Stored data
::::::::

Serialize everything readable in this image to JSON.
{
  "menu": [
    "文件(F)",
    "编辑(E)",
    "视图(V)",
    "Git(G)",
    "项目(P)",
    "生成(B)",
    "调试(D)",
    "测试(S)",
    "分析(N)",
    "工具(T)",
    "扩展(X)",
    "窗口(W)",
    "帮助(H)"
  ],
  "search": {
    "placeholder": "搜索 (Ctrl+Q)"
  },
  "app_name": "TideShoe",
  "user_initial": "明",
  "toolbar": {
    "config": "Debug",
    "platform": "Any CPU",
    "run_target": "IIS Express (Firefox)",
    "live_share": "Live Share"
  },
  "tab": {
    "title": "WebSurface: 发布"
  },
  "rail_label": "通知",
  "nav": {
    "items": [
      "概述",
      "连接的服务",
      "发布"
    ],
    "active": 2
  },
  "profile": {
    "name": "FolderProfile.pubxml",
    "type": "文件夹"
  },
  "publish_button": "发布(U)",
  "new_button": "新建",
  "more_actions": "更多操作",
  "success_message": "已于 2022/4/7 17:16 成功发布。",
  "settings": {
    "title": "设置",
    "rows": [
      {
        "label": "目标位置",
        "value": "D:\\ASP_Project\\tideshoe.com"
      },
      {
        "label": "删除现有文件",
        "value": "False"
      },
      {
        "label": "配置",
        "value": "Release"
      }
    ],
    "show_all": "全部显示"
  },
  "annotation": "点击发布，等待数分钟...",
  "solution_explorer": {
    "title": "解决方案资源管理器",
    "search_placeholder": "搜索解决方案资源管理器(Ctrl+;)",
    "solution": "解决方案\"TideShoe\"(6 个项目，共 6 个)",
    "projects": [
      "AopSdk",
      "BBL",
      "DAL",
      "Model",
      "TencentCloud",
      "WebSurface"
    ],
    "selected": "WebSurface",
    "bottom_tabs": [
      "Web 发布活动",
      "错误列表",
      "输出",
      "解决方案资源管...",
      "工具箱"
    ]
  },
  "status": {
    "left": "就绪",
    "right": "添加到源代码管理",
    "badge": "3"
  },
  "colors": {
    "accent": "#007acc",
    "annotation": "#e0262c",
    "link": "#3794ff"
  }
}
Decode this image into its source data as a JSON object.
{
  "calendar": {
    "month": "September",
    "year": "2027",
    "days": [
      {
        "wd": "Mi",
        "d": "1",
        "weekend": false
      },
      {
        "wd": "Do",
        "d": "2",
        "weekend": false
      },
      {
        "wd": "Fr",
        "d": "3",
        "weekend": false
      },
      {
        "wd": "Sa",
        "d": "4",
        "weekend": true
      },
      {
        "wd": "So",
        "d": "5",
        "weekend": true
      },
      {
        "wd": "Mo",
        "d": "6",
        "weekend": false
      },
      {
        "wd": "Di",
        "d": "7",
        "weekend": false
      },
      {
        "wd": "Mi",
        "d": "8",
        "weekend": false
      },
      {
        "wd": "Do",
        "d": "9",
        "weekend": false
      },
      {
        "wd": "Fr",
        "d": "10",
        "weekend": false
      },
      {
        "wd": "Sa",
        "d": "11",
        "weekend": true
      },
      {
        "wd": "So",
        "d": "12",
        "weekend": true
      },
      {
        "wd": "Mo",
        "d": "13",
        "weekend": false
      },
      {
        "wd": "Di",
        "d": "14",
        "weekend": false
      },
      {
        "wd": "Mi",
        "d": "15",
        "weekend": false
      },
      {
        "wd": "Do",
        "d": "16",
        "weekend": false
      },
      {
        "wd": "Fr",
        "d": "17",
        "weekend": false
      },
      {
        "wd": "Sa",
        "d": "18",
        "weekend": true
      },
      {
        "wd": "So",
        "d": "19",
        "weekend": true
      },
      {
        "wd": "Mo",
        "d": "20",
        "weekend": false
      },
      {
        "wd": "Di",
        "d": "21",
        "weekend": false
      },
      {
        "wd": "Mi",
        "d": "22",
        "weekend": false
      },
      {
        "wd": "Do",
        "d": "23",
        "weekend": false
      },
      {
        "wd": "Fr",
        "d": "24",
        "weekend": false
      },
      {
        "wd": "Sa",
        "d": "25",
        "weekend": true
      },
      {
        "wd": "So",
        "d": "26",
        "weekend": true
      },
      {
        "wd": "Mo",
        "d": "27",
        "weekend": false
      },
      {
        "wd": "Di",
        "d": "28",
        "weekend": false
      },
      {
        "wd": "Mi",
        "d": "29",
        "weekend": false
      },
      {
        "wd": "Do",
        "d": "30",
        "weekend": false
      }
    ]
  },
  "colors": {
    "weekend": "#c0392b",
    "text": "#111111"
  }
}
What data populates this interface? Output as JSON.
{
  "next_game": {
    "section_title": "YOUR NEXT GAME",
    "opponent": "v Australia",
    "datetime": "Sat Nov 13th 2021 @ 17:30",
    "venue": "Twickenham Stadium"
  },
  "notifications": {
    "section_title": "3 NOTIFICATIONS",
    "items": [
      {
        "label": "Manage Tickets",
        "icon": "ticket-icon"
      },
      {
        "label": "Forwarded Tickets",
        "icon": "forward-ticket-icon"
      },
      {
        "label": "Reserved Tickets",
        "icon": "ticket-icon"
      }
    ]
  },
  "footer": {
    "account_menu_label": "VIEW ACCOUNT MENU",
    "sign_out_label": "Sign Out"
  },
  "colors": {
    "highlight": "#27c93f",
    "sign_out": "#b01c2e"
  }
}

::::::::

**Given problem**
Select all lines with the word "annotation" from the entries above.

**The reply**
  "annotation": "点击发布，等待数分钟...",
    "annotation": "#e0262c",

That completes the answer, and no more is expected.